WORK TO COMPLETE: Copy every line of the entries that includes the word "PRNUC".

Items from a data source:
————

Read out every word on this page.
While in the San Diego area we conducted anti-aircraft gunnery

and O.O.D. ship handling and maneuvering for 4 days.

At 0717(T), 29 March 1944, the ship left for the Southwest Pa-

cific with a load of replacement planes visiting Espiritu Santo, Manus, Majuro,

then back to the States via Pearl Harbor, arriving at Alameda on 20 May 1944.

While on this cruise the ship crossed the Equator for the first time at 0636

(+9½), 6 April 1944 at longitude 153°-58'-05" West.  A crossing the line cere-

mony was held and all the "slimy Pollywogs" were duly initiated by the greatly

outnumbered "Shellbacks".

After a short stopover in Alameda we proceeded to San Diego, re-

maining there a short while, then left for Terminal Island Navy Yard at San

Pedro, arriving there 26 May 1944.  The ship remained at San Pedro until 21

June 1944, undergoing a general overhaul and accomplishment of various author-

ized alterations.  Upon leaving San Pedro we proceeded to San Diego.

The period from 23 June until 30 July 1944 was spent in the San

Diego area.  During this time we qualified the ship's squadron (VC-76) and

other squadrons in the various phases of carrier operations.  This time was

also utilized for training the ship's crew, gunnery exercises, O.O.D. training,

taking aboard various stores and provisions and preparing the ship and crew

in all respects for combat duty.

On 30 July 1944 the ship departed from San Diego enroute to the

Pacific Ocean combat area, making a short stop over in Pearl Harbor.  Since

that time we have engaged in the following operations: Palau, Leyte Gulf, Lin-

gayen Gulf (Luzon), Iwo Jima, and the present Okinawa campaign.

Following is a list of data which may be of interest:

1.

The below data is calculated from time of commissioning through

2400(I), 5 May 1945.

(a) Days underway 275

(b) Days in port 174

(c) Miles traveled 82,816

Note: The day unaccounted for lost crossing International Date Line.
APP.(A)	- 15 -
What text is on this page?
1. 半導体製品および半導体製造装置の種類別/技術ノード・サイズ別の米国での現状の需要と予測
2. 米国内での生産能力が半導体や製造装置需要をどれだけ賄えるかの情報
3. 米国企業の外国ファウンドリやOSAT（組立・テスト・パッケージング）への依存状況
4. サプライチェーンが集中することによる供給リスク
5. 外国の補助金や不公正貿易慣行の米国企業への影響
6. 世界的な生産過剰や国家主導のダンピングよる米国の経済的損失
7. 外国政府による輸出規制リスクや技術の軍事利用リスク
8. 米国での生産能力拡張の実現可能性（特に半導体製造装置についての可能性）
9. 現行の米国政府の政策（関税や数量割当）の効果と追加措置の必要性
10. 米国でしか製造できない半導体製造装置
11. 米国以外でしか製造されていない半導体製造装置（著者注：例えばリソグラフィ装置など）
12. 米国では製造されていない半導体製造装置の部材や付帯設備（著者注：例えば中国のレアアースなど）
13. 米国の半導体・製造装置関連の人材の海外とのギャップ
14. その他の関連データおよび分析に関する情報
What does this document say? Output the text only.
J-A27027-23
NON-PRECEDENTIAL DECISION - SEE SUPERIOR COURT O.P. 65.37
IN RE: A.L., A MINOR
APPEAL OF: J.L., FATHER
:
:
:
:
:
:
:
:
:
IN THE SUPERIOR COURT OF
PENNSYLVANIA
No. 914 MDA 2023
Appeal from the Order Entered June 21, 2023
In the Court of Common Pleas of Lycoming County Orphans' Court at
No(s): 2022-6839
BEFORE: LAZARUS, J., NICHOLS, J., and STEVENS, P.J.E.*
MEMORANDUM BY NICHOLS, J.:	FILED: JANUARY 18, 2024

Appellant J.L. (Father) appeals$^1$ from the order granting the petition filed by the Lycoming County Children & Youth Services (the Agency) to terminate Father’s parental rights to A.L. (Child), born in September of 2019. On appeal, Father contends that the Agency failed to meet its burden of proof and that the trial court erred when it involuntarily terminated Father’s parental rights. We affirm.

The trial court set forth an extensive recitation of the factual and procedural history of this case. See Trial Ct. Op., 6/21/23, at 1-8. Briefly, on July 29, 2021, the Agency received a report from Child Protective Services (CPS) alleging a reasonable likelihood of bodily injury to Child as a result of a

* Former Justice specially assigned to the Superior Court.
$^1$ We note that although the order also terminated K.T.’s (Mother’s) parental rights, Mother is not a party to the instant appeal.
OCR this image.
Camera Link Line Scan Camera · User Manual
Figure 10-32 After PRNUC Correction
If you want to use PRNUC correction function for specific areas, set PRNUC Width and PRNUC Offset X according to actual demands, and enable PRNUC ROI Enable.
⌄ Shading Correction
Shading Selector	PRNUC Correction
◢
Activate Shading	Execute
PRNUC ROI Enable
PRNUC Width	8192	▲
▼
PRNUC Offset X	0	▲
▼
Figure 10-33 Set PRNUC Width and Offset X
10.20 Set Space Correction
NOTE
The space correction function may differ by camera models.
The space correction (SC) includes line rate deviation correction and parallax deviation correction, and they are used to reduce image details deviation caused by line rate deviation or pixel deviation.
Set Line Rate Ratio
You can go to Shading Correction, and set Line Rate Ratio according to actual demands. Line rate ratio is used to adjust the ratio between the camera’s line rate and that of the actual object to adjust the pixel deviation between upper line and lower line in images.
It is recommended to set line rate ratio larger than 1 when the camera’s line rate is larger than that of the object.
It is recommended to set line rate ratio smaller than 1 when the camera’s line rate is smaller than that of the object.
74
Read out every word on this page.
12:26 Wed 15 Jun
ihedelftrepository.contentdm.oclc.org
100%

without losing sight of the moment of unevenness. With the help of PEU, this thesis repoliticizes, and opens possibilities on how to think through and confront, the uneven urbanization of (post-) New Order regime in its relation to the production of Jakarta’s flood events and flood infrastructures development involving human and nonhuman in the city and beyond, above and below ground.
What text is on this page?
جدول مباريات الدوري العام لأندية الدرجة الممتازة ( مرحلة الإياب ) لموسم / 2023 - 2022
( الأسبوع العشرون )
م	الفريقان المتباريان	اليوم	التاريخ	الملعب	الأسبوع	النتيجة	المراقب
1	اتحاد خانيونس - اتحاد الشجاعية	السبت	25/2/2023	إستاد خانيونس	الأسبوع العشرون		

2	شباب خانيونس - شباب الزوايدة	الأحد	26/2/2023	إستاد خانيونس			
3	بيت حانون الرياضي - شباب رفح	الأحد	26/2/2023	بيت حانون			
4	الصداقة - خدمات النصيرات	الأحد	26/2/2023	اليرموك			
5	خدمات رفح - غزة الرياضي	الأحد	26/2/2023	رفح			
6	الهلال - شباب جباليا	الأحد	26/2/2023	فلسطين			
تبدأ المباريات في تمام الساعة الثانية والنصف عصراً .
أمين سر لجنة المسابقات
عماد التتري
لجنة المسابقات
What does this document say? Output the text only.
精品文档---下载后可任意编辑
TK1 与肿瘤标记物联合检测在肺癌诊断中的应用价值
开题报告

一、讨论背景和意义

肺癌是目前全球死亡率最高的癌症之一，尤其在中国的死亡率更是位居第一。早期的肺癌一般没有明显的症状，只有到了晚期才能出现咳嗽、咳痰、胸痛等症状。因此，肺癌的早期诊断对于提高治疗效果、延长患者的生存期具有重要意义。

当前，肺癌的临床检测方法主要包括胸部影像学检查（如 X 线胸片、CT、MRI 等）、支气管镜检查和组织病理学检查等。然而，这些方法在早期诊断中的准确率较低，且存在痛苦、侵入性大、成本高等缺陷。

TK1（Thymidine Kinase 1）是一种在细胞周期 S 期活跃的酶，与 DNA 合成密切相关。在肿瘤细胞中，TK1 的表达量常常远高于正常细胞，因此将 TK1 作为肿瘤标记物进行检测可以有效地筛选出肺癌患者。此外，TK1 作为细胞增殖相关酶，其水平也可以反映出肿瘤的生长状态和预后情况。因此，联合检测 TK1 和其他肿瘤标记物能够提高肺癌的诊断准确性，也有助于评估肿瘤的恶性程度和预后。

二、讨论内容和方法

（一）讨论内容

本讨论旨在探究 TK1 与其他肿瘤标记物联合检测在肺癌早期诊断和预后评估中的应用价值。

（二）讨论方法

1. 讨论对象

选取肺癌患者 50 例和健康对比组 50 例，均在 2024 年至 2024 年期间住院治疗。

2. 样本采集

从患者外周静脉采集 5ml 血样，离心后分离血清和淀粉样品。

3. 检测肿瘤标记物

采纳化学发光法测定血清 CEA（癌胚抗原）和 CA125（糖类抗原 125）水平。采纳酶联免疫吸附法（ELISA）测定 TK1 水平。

————

WRITTEN SOLUTION:
Figure 10-32 After PRNUC Correction
If you want to use PRNUC correction function for specific areas, set PRNUC Width and PRNUC Offset X according to actual demands, and enable PRNUC ROI Enable.
Shading Selector	PRNUC Correction
PRNUC ROI Enable
PRNUC Width	8192	▲
PRNUC Offset X	0	▲
Figure 10-33 Set PRNUC Width and Offset X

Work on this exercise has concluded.